- Collected data:

######

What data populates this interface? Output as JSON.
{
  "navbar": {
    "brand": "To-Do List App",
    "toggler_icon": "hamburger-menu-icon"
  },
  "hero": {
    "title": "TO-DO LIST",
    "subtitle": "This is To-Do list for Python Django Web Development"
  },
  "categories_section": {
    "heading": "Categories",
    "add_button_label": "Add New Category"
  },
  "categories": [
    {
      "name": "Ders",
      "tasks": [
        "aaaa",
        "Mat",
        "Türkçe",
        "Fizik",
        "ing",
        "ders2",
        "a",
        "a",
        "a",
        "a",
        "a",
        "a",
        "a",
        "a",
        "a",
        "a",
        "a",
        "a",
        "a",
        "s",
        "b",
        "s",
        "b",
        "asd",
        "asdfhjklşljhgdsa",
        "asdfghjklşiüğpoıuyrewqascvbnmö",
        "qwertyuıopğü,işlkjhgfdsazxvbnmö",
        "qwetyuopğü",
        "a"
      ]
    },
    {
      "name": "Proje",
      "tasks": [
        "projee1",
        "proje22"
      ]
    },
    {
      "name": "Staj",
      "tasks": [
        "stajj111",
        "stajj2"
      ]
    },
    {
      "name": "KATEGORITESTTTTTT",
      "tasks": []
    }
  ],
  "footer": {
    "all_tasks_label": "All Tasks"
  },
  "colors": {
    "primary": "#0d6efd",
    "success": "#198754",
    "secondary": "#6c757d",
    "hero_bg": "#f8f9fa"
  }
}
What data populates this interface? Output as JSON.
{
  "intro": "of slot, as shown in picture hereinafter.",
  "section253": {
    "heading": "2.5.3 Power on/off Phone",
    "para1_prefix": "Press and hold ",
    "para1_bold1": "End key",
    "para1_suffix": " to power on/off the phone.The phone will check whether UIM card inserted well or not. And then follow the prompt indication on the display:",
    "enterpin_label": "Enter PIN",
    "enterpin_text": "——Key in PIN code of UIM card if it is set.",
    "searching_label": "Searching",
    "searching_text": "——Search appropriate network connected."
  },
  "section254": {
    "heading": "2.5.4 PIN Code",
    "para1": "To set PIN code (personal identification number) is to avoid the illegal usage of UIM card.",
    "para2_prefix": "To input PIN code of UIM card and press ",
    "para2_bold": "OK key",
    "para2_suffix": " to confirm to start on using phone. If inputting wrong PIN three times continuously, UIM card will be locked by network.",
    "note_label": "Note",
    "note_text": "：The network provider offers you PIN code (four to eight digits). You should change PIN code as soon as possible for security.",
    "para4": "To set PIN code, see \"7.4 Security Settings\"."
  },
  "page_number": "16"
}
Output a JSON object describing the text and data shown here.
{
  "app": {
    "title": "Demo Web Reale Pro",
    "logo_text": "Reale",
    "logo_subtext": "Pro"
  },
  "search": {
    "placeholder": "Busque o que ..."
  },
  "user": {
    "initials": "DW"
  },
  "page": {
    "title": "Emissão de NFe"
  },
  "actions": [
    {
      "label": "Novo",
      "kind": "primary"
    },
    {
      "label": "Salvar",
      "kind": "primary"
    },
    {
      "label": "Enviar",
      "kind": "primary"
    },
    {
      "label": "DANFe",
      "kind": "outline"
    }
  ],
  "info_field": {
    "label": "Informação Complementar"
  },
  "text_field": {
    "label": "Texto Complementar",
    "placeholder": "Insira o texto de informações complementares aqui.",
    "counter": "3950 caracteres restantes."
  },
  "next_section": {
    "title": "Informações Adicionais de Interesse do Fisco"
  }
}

######

- Requirement: Copy each line of the data above without altering a single character.

- Answer for this exercise:
What data populates this interface? Output as JSON.
{
  "navbar": {
    "brand": "To-Do List App",
    "toggler_icon": "hamburger-menu-icon"
  },
  "hero": {
    "title": "TO-DO LIST",
    "subtitle": "This is To-Do list for Python Django Web Development"
  },
  "categories_section": {
    "heading": "Categories",
    "add_button_label": "Add New Category"
  },
  "categories": [
    {
      "name": "Ders",
      "tasks": [
        "aaaa",
        "Mat",
        "Türkçe",
        "Fizik",
        "ing",
        "ders2",
        "a",
        "a",
        "a",
        "a",
        "a",
        "a",
        "a",
        "a",
        "a",
        "a",
        "a",
        "a",
        "a",
        "s",
        "b",
        "s",
        "b",
        "asd",
        "asdfhjklşljhgdsa",
        "asdfghjklşiüğpoıuyrewqascvbnmö",
        "qwertyuıopğü,işlkjhgfdsazxvbnmö",
        "qwetyuopğü",
        "a"
      ]
    },
    {
      "name": "Proje",
      "tasks": [
        "projee1",
        "proje22"
      ]
    },
    {
      "name": "Staj",
      "tasks": [
        "stajj111",
        "stajj2"
      ]
    },
    {
      "name": "KATEGORITESTTTTTT",
      "tasks": []
    }
  ],
  "footer": {
    "all_tasks_label": "All Tasks"
  },
  "colors": {
    "primary": "#0d6efd",
    "success": "#198754",
    "secondary": "#6c757d",
    "hero_bg": "#f8f9fa"
  }
}
What data populates this interface? Output as JSON.
{
  "intro": "of slot, as shown in picture hereinafter.",
  "section253": {
    "heading": "2.5.3 Power on/off Phone",
    "para1_prefix": "Press and hold ",
    "para1_bold1": "End key",
    "para1_suffix": " to power on/off the phone.The phone will check whether UIM card inserted well or not. And then follow the prompt indication on the display:",
    "enterpin_label": "Enter PIN",
    "enterpin_text": "——Key in PIN code of UIM card if it is set.",
    "searching_label": "Searching",
    "searching_text": "——Search appropriate network connected."
  },
  "section254": {
    "heading": "2.5.4 PIN Code",
    "para1": "To set PIN code (personal identification number) is to avoid the illegal usage of UIM card.",
    "para2_prefix": "To input PIN code of UIM card and press ",
    "para2_bold": "OK key",
    "para2_suffix": " to confirm to start on using phone. If inputting wrong PIN three times continuously, UIM card will be locked by network.",
    "note_label": "Note",
    "note_text": "：The network provider offers you PIN code (four to eight digits). You should change PIN code as soon as possible for security.",
    "para4": "To set PIN code, see \"7.4 Security Settings\"."
  },
  "page_number": "16"
}
Output a JSON object describing the text and data shown here.
{
  "app": {
    "title": "Demo Web Reale Pro",
    "logo_text": "Reale",
    "logo_subtext": "Pro"
  },
  "search": {
    "placeholder": "Busque o que ..."
  },
  "user": {
    "initials": "DW"
  },
  "page": {
    "title": "Emissão de NFe"
  },
  "actions": [
    {
      "label": "Novo",
      "kind": "primary"
    },
    {
      "label": "Salvar",
      "kind": "primary"
    },
    {
      "label": "Enviar",
      "kind": "primary"
    },
    {
      "label": "DANFe",
      "kind": "outline"
    }
  ],
  "info_field": {
    "label": "Informação Complementar"
  },
  "text_field": {
    "label": "Texto Complementar",
    "placeholder": "Insira o texto de informações complementares aqui.",
    "counter": "3950 caracteres restantes."
  },
  "next_section": {
    "title": "Informações Adicionais de Interesse do Fisco"
  }
}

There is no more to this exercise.